### DATASET CONTENT:
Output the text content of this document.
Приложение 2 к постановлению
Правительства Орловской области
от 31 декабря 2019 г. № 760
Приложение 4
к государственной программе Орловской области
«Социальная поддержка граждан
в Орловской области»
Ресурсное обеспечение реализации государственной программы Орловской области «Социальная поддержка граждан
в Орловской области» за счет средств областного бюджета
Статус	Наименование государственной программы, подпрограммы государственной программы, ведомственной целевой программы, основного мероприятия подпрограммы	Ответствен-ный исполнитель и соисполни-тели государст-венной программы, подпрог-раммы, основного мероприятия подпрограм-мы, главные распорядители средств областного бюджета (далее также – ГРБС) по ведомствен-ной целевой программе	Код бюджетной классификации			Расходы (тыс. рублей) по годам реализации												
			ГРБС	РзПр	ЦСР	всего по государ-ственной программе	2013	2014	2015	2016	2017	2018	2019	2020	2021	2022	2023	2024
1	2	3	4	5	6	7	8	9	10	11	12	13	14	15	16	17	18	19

### EXERCISE BRIEF:
Copy out each line exactly.

### SOLUTION TO THE EXERCISE:
Output the text content of this document.
Приложение 2 к постановлению
Правительства Орловской области
от 31 декабря 2019 г. № 760
Приложение 4
к государственной программе Орловской области
«Социальная поддержка граждан
в Орловской области»
Ресурсное обеспечение реализации государственной программы Орловской области «Социальная поддержка граждан
в Орловской области» за счет средств областного бюджета
Статус	Наименование государственной программы, подпрограммы государственной программы, ведомственной целевой программы, основного мероприятия подпрограммы	Ответствен-ный исполнитель и соисполни-тели государст-венной программы, подпрог-раммы, основного мероприятия подпрограм-мы, главные распорядители средств областного бюджета (далее также – ГРБС) по ведомствен-ной целевой программе	Код бюджетной классификации			Расходы (тыс. рублей) по годам реализации												
			ГРБС	РзПр	ЦСР	всего по государ-ственной программе	2013	2014	2015	2016	2017	2018	2019	2020	2021	2022	2023	2024
1	2	3	4	5	6	7	8	9	10	11	12	13	14	15	16	17	18	19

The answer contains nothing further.